Where a line in the listing below contains the word "الحريق", copy that line.

==== Dataset content ====

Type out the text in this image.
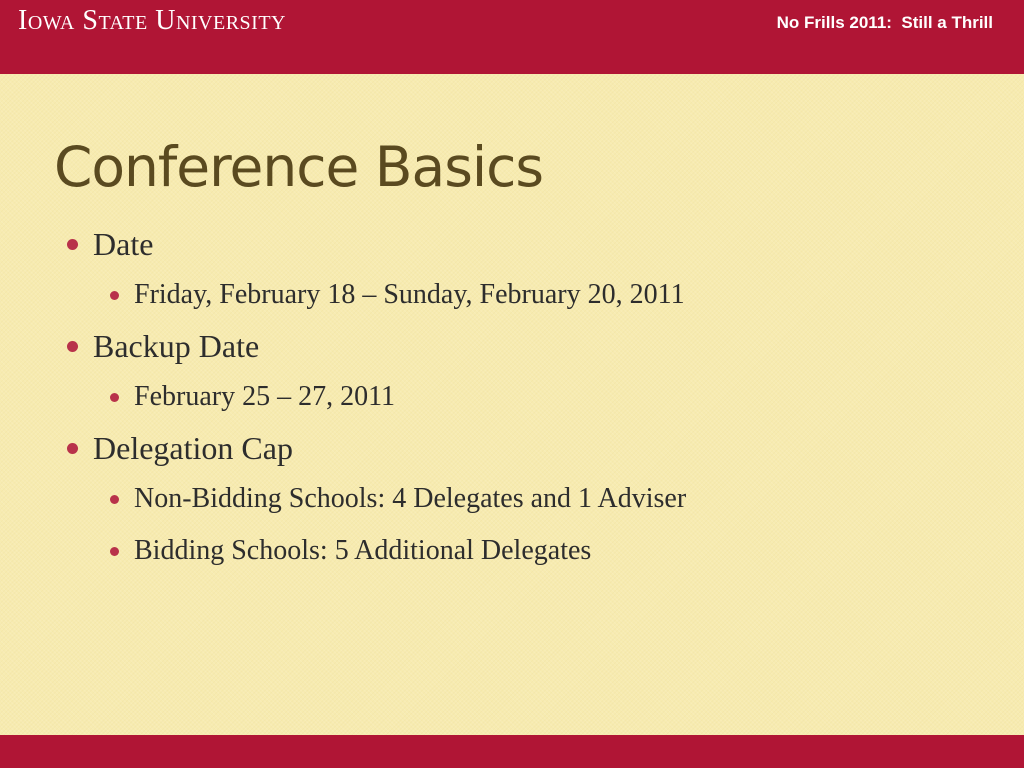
Iowa State University	No Frills 2011:  Still a Thrill
Conference Basics
Date
Friday, February 18 – Sunday, February 20, 2011
Backup Date
February 25 – 27, 2011
Delegation Cap
Non-Bidding Schools: 4 Delegates and 1 Adviser
Bidding Schools: 5 Additional Delegates
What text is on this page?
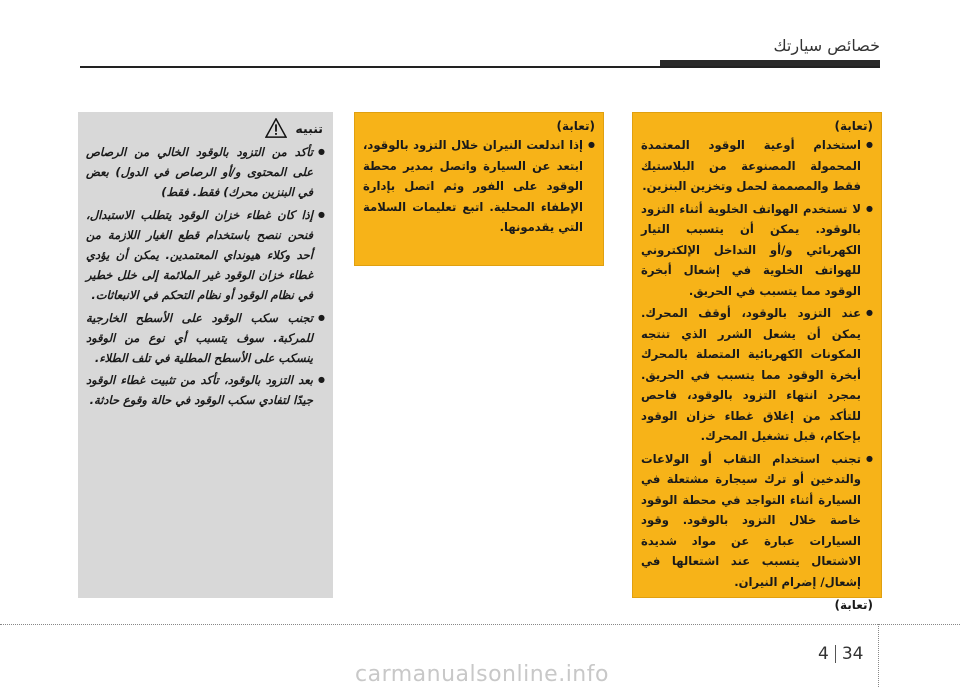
خصائص سيارتك
(تعابة)
● استخدام أوعية الوقود المعتمدة المحمولة المصنوعة من البلاستيك فقط والمصممة لحمل وتخزين البنزين.
● لا تستخدم الهواتف الخلوية أثناء التزود بالوقود. يمكن أن يتسبب التيار الكهربائي و/أو التداخل الإلكتروني للهواتف الخلوية في إشعال أبخرة الوقود مما يتسبب في الحريق.
● عند التزود بالوقود، أوقف المحرك. يمكن أن يشعل الشرر الذي تنتجه المكونات الكهربائية المتصلة بالمحرك أبخرة الوقود مما يتسبب في الحريق. بمجرد انتهاء التزود بالوقود، فاحص للتأكد من إغلاق غطاء خزان الوقود بإحكام، قبل تشغيل المحرك.
● تجنب استخدام الثقاب أو الولاعات والتدخين أو ترك سيجارة مشتعلة في السيارة أثناء التواجد في محطة الوقود خاصة خلال التزود بالوقود. وقود السيارات عبارة عن مواد شديدة الاشتعال يتسبب عند اشتعالها في إشعال/ إضرام النيران.
(تعابة)
(تعابة)
● إذا اندلعت النيران خلال التزود بالوقود، ابتعد عن السيارة واتصل بمدير محطة الوقود على الفور وثم اتصل بإدارة الإطفاء المحلية. اتبع تعليمات السلامة التي يقدمونها.
تنبيه
● تأكد من التزود بالوقود الخالي من الرصاص على المحتوى و/أو الرصاص في الدول) بعض في البنزين محرك) فقط. فقط)
● إذا كان غطاء خزان الوقود يتطلب الاستبدال، فنحن ننصح باستخدام قطع الغيار اللازمة من أحد وكلاء هيونداي المعتمدين. يمكن أن يؤدي غطاء خزان الوقود غير الملائمة إلى خلل خطير في نظام الوقود أو نظام التحكم في الانبعاثات.
● تجنب سكب الوقود على الأسطح الخارجية للمركبة. سوف يتسبب أي نوع من الوقود ينسكب على الأسطح المطلية في تلف الطلاء.
● بعد التزود بالوقود، تأكد من تثبيت غطاء الوقود جيدًا لتفادي سكب الوقود في حالة وقوع حادثة.
4 34
carmanualsonline.info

====

* Output for this exercise *
● لا تستخدم الهواتف الخلوية أثناء التزود بالوقود. يمكن أن يتسبب التيار الكهربائي و/أو التداخل الإلكتروني للهواتف الخلوية في إشعال أبخرة الوقود مما يتسبب في الحريق.
● عند التزود بالوقود، أوقف المحرك. يمكن أن يشعل الشرر الذي تنتجه المكونات الكهربائية المتصلة بالمحرك أبخرة الوقود مما يتسبب في الحريق. بمجرد انتهاء التزود بالوقود، فاحص للتأكد من إغلاق غطاء خزان الوقود بإحكام، قبل تشغيل المحرك.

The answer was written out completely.